- _Supplied information_:
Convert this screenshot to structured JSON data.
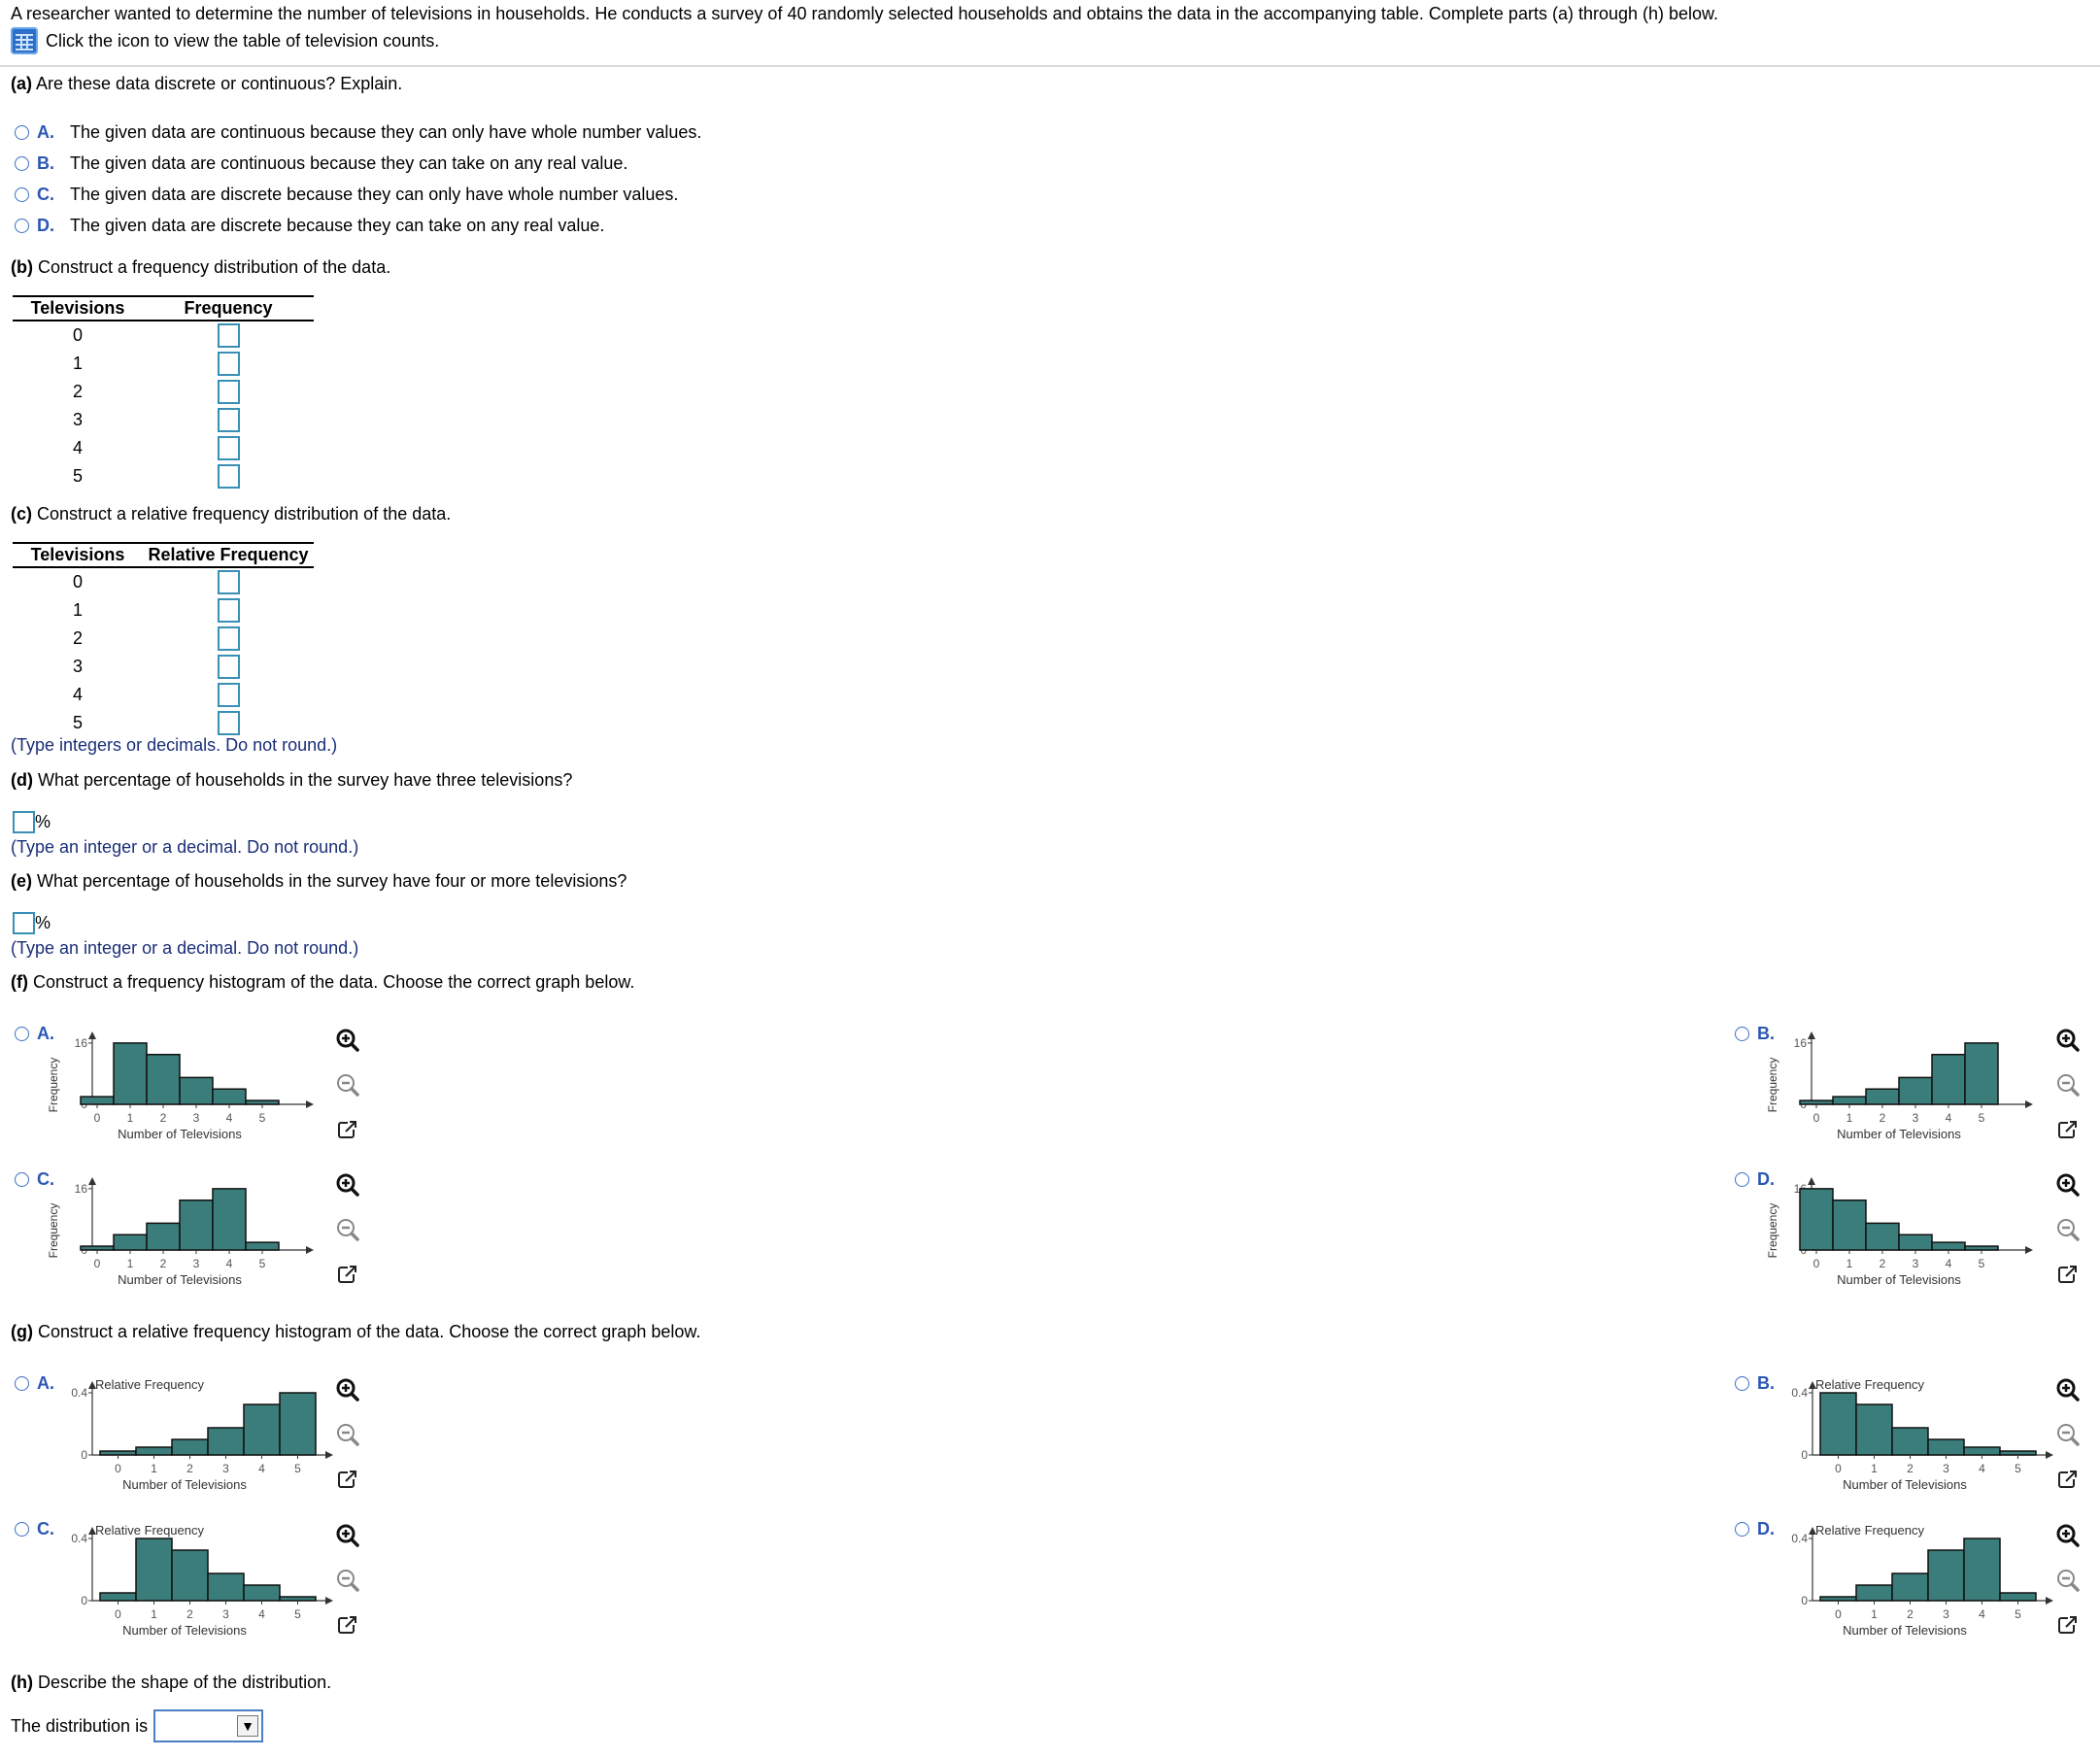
{
  "intro_text": "A researcher wanted to determine the number of televisions in households. He conducts a survey of 40 randomly selected households and obtains the data in the accompanying table. Complete parts (a) through (h) below.",
  "icon_link_text": "Click the icon to view the table of television counts.",
  "part_a": {
    "label": "(a)",
    "question": "Are these data discrete or continuous? Explain.",
    "options": [
      {
        "letter": "A.",
        "text": "The given data are continuous because they can only have whole number values."
      },
      {
        "letter": "B.",
        "text": "The given data are continuous because they can take on any real value."
      },
      {
        "letter": "C.",
        "text": "The given data are discrete because they can only have whole number values."
      },
      {
        "letter": "D.",
        "text": "The given data are discrete because they can take on any real value."
      }
    ]
  },
  "part_b": {
    "label": "(b)",
    "question": "Construct a frequency distribution of the data.",
    "col1": "Televisions",
    "col2": "Frequency",
    "rows": [
      "0",
      "1",
      "2",
      "3",
      "4",
      "5"
    ]
  },
  "part_c": {
    "label": "(c)",
    "question": "Construct a relative frequency distribution of the data.",
    "col1": "Televisions",
    "col2": "Relative Frequency",
    "rows": [
      "0",
      "1",
      "2",
      "3",
      "4",
      "5"
    ],
    "hint": "(Type integers or decimals. Do not round.)"
  },
  "part_d": {
    "label": "(d)",
    "question": "What percentage of households in the survey have three televisions?",
    "unit": "%",
    "hint": "(Type an integer or a decimal. Do not round.)"
  },
  "part_e": {
    "label": "(e)",
    "question": "What percentage of households in the survey have four or more televisions?",
    "unit": "%",
    "hint": "(Type an integer or a decimal. Do not round.)"
  },
  "part_f": {
    "label": "(f)",
    "question": "Construct a frequency histogram of the data. Choose the correct graph below.",
    "options": [
      "A.",
      "B.",
      "C.",
      "D."
    ]
  },
  "part_g": {
    "label": "(g)",
    "question": "Construct a relative frequency histogram of the data. Choose the correct graph below.",
    "options": [
      "A.",
      "B.",
      "C.",
      "D."
    ]
  },
  "part_h": {
    "label": "(h)",
    "question": "Describe the shape of the distribution.",
    "prompt": "The distribution is",
    "selected_value": ""
  },
  "colors": {
    "bar": "#3a7d7a",
    "accent": "#2a57b3",
    "box": "#3a8fb5"
  },
  "chart_data": [
    {
      "id": "f-A",
      "type": "bar",
      "xlabel": "Number of Televisions",
      "ylabel": "Frequency",
      "ymax_label": "16",
      "ylim": [
        0,
        18
      ],
      "categories": [
        "0",
        "1",
        "2",
        "3",
        "4",
        "5"
      ],
      "values": [
        2,
        16,
        13,
        7,
        4,
        1
      ]
    },
    {
      "id": "f-B",
      "type": "bar",
      "xlabel": "Number of Televisions",
      "ylabel": "Frequency",
      "ymax_label": "16",
      "ylim": [
        0,
        18
      ],
      "categories": [
        "0",
        "1",
        "2",
        "3",
        "4",
        "5"
      ],
      "values": [
        1,
        2,
        4,
        7,
        13,
        16
      ]
    },
    {
      "id": "f-C",
      "type": "bar",
      "xlabel": "Number of Televisions",
      "ylabel": "Frequency",
      "ymax_label": "16",
      "ylim": [
        0,
        18
      ],
      "categories": [
        "0",
        "1",
        "2",
        "3",
        "4",
        "5"
      ],
      "values": [
        1,
        4,
        7,
        13,
        16,
        2
      ]
    },
    {
      "id": "f-D",
      "type": "bar",
      "xlabel": "Number of Televisions",
      "ylabel": "Frequency",
      "ymax_label": "16",
      "ylim": [
        0,
        18
      ],
      "categories": [
        "0",
        "1",
        "2",
        "3",
        "4",
        "5"
      ],
      "values": [
        16,
        13,
        7,
        4,
        2,
        1
      ]
    },
    {
      "id": "g-A",
      "type": "bar",
      "xlabel": "Number of Televisions",
      "ylabel": "Relative Frequency",
      "ymax_label": "0.4",
      "ylim": [
        0,
        0.45
      ],
      "categories": [
        "0",
        "1",
        "2",
        "3",
        "4",
        "5"
      ],
      "values": [
        0.025,
        0.05,
        0.1,
        0.175,
        0.325,
        0.4
      ]
    },
    {
      "id": "g-B",
      "type": "bar",
      "xlabel": "Number of Televisions",
      "ylabel": "Relative Frequency",
      "ymax_label": "0.4",
      "ylim": [
        0,
        0.45
      ],
      "categories": [
        "0",
        "1",
        "2",
        "3",
        "4",
        "5"
      ],
      "values": [
        0.4,
        0.325,
        0.175,
        0.1,
        0.05,
        0.025
      ]
    },
    {
      "id": "g-C",
      "type": "bar",
      "xlabel": "Number of Televisions",
      "ylabel": "Relative Frequency",
      "ymax_label": "0.4",
      "ylim": [
        0,
        0.45
      ],
      "categories": [
        "0",
        "1",
        "2",
        "3",
        "4",
        "5"
      ],
      "values": [
        0.05,
        0.4,
        0.325,
        0.175,
        0.1,
        0.025
      ]
    },
    {
      "id": "g-D",
      "type": "bar",
      "xlabel": "Number of Televisions",
      "ylabel": "Relative Frequency",
      "ymax_label": "0.4",
      "ylim": [
        0,
        0.45
      ],
      "categories": [
        "0",
        "1",
        "2",
        "3",
        "4",
        "5"
      ],
      "values": [
        0.025,
        0.1,
        0.175,
        0.325,
        0.4,
        0.05
      ]
    }
  ]
}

- _Task requirements_:
How many lines in the entries contain the string "they"? Answer with the number only.

- _Answer below_:
4